▶ **Problem statement**:
Without the pictures, return all of the material exactly as written.

##### Data entries

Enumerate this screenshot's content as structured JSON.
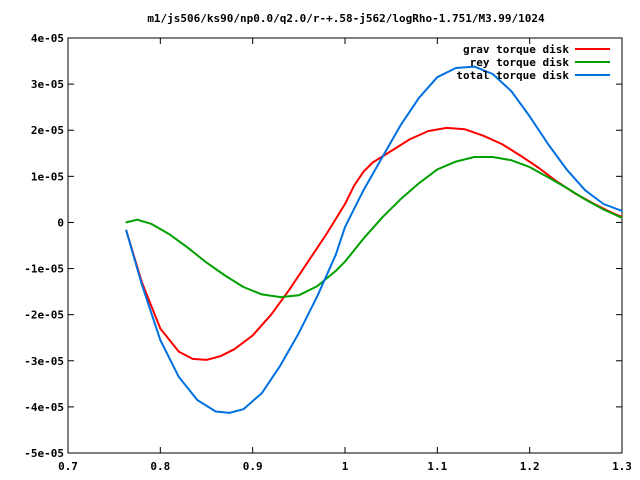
{
  "chart_data": {
    "type": "line",
    "title": "m1/js506/ks90/np0.0/q2.0/r-+.58-j562/logRho-1.751/M3.99/1024",
    "xlabel": "",
    "ylabel": "",
    "xlim": [
      0.7,
      1.3
    ],
    "ylim": [
      -5e-05,
      4e-05
    ],
    "grid": false,
    "legend_position": "top-right",
    "xticks": [
      {
        "value": 0.7,
        "label": "0.7"
      },
      {
        "value": 0.8,
        "label": "0.8"
      },
      {
        "value": 0.9,
        "label": "0.9"
      },
      {
        "value": 1.0,
        "label": "1"
      },
      {
        "value": 1.1,
        "label": "1.1"
      },
      {
        "value": 1.2,
        "label": "1.2"
      },
      {
        "value": 1.3,
        "label": "1.3"
      }
    ],
    "yticks": [
      {
        "value": 4e-05,
        "label": "4e-05"
      },
      {
        "value": 3e-05,
        "label": "3e-05"
      },
      {
        "value": 2e-05,
        "label": "2e-05"
      },
      {
        "value": 1e-05,
        "label": "1e-05"
      },
      {
        "value": 0,
        "label": "0"
      },
      {
        "value": -1e-05,
        "label": "-1e-05"
      },
      {
        "value": -2e-05,
        "label": "-2e-05"
      },
      {
        "value": -3e-05,
        "label": "-3e-05"
      },
      {
        "value": -4e-05,
        "label": "-4e-05"
      },
      {
        "value": -5e-05,
        "label": "-5e-05"
      }
    ],
    "series": [
      {
        "name": "grav torque disk",
        "color": "#ff0000",
        "x": [
          0.763,
          0.78,
          0.8,
          0.82,
          0.835,
          0.85,
          0.865,
          0.88,
          0.9,
          0.92,
          0.94,
          0.96,
          0.98,
          1.0,
          1.01,
          1.02,
          1.03,
          1.05,
          1.07,
          1.09,
          1.11,
          1.13,
          1.15,
          1.17,
          1.19,
          1.21,
          1.23,
          1.25,
          1.27,
          1.29,
          1.3
        ],
        "y": [
          -1.7e-06,
          -1.3e-05,
          -2.3e-05,
          -2.8e-05,
          -2.96e-05,
          -2.98e-05,
          -2.9e-05,
          -2.75e-05,
          -2.45e-05,
          -2e-05,
          -1.45e-05,
          -8.5e-06,
          -2.5e-06,
          4e-06,
          8e-06,
          1.1e-05,
          1.3e-05,
          1.55e-05,
          1.8e-05,
          1.98e-05,
          2.05e-05,
          2.02e-05,
          1.88e-05,
          1.7e-05,
          1.45e-05,
          1.18e-05,
          8.8e-06,
          6.2e-06,
          4e-06,
          2e-06,
          1.2e-06
        ]
      },
      {
        "name": "rey torque disk",
        "color": "#00a000",
        "x": [
          0.763,
          0.775,
          0.79,
          0.81,
          0.83,
          0.85,
          0.87,
          0.89,
          0.91,
          0.93,
          0.95,
          0.97,
          0.99,
          1.0,
          1.02,
          1.04,
          1.06,
          1.08,
          1.1,
          1.12,
          1.14,
          1.16,
          1.18,
          1.2,
          1.22,
          1.24,
          1.26,
          1.28,
          1.3
        ],
        "y": [
          0.0,
          6e-07,
          -3e-07,
          -2.6e-06,
          -5.5e-06,
          -8.7e-06,
          -1.15e-05,
          -1.4e-05,
          -1.56e-05,
          -1.62e-05,
          -1.58e-05,
          -1.38e-05,
          -1.05e-05,
          -8.5e-06,
          -3.5e-06,
          1e-06,
          5e-06,
          8.5e-06,
          1.15e-05,
          1.32e-05,
          1.42e-05,
          1.42e-05,
          1.35e-05,
          1.2e-05,
          9.8e-06,
          7.5e-06,
          5e-06,
          2.8e-06,
          1e-06
        ]
      },
      {
        "name": "total torque disk",
        "color": "#0070e0",
        "x": [
          0.763,
          0.78,
          0.8,
          0.82,
          0.84,
          0.86,
          0.875,
          0.89,
          0.91,
          0.93,
          0.95,
          0.97,
          0.99,
          1.0,
          1.02,
          1.04,
          1.06,
          1.08,
          1.1,
          1.12,
          1.14,
          1.16,
          1.18,
          1.2,
          1.22,
          1.24,
          1.26,
          1.28,
          1.3
        ],
        "y": [
          -1.7e-06,
          -1.35e-05,
          -2.55e-05,
          -3.35e-05,
          -3.85e-05,
          -4.1e-05,
          -4.13e-05,
          -4.05e-05,
          -3.7e-05,
          -3.1e-05,
          -2.4e-05,
          -1.6e-05,
          -7e-06,
          -1e-06,
          7e-06,
          1.4e-05,
          2.1e-05,
          2.7e-05,
          3.15e-05,
          3.35e-05,
          3.38e-05,
          3.22e-05,
          2.85e-05,
          2.3e-05,
          1.7e-05,
          1.15e-05,
          7e-06,
          4e-06,
          2.5e-06
        ]
      }
    ]
  }
}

##########

▶ **Answer for this exercise**:
Enumerate this screenshot's content as structured JSON.
{
  "chart_data": {
    "type": "line",
    "title": "m1/js506/ks90/np0.0/q2.0/r-+.58-j562/logRho-1.751/M3.99/1024",
    "xlabel": "",
    "ylabel": "",
    "xlim": [
      0.7,
      1.3
    ],
    "ylim": [
      -5e-05,
      4e-05
    ],
    "grid": false,
    "legend_position": "top-right",
    "xticks": [
      {
        "value": 0.7,
        "label": "0.7"
      },
      {
        "value": 0.8,
        "label": "0.8"
      },
      {
        "value": 0.9,
        "label": "0.9"
      },
      {
        "value": 1.0,
        "label": "1"
      },
      {
        "value": 1.1,
        "label": "1.1"
      },
      {
        "value": 1.2,
        "label": "1.2"
      },
      {
        "value": 1.3,
        "label": "1.3"
      }
    ],
    "yticks": [
      {
        "value": 4e-05,
        "label": "4e-05"
      },
      {
        "value": 3e-05,
        "label": "3e-05"
      },
      {
        "value": 2e-05,
        "label": "2e-05"
      },
      {
        "value": 1e-05,
        "label": "1e-05"
      },
      {
        "value": 0,
        "label": "0"
      },
      {
        "value": -1e-05,
        "label": "-1e-05"
      },
      {
        "value": -2e-05,
        "label": "-2e-05"
      },
      {
        "value": -3e-05,
        "label": "-3e-05"
      },
      {
        "value": -4e-05,
        "label": "-4e-05"
      },
      {
        "value": -5e-05,
        "label": "-5e-05"
      }
    ],
    "series": [
      {
        "name": "grav torque disk",
        "color": "#ff0000",
        "x": [
          0.763,
          0.78,
          0.8,
          0.82,
          0.835,
          0.85,
          0.865,
          0.88,
          0.9,
          0.92,
          0.94,
          0.96,
          0.98,
          1.0,
          1.01,
          1.02,
          1.03,
          1.05,
          1.07,
          1.09,
          1.11,
          1.13,
          1.15,
          1.17,
          1.19,
          1.21,
          1.23,
          1.25,
          1.27,
          1.29,
          1.3
        ],
        "y": [
          -1.7e-06,
          -1.3e-05,
          -2.3e-05,
          -2.8e-05,
          -2.96e-05,
          -2.98e-05,
          -2.9e-05,
          -2.75e-05,
          -2.45e-05,
          -2e-05,
          -1.45e-05,
          -8.5e-06,
          -2.5e-06,
          4e-06,
          8e-06,
          1.1e-05,
          1.3e-05,
          1.55e-05,
          1.8e-05,
          1.98e-05,
          2.05e-05,
          2.02e-05,
          1.88e-05,
          1.7e-05,
          1.45e-05,
          1.18e-05,
          8.8e-06,
          6.2e-06,
          4e-06,
          2e-06,
          1.2e-06
        ]
      },
      {
        "name": "rey torque disk",
        "color": "#00a000",
        "x": [
          0.763,
          0.775,
          0.79,
          0.81,
          0.83,
          0.85,
          0.87,
          0.89,
          0.91,
          0.93,
          0.95,
          0.97,
          0.99,
          1.0,
          1.02,
          1.04,
          1.06,
          1.08,
          1.1,
          1.12,
          1.14,
          1.16,
          1.18,
          1.2,
          1.22,
          1.24,
          1.26,
          1.28,
          1.3
        ],
        "y": [
          0.0,
          6e-07,
          -3e-07,
          -2.6e-06,
          -5.5e-06,
          -8.7e-06,
          -1.15e-05,
          -1.4e-05,
          -1.56e-05,
          -1.62e-05,
          -1.58e-05,
          -1.38e-05,
          -1.05e-05,
          -8.5e-06,
          -3.5e-06,
          1e-06,
          5e-06,
          8.5e-06,
          1.15e-05,
          1.32e-05,
          1.42e-05,
          1.42e-05,
          1.35e-05,
          1.2e-05,
          9.8e-06,
          7.5e-06,
          5e-06,
          2.8e-06,
          1e-06
        ]
      },
      {
        "name": "total torque disk",
        "color": "#0070e0",
        "x": [
          0.763,
          0.78,
          0.8,
          0.82,
          0.84,
          0.86,
          0.875,
          0.89,
          0.91,
          0.93,
          0.95,
          0.97,
          0.99,
          1.0,
          1.02,
          1.04,
          1.06,
          1.08,
          1.1,
          1.12,
          1.14,
          1.16,
          1.18,
          1.2,
          1.22,
          1.24,
          1.26,
          1.28,
          1.3
        ],
        "y": [
          -1.7e-06,
          -1.35e-05,
          -2.55e-05,
          -3.35e-05,
          -3.85e-05,
          -4.1e-05,
          -4.13e-05,
          -4.05e-05,
          -3.7e-05,
          -3.1e-05,
          -2.4e-05,
          -1.6e-05,
          -7e-06,
          -1e-06,
          7e-06,
          1.4e-05,
          2.1e-05,
          2.7e-05,
          3.15e-05,
          3.35e-05,
          3.38e-05,
          3.22e-05,
          2.85e-05,
          2.3e-05,
          1.7e-05,
          1.15e-05,
          7e-06,
          4e-06,
          2.5e-06
        ]
      }
    ]
  }
}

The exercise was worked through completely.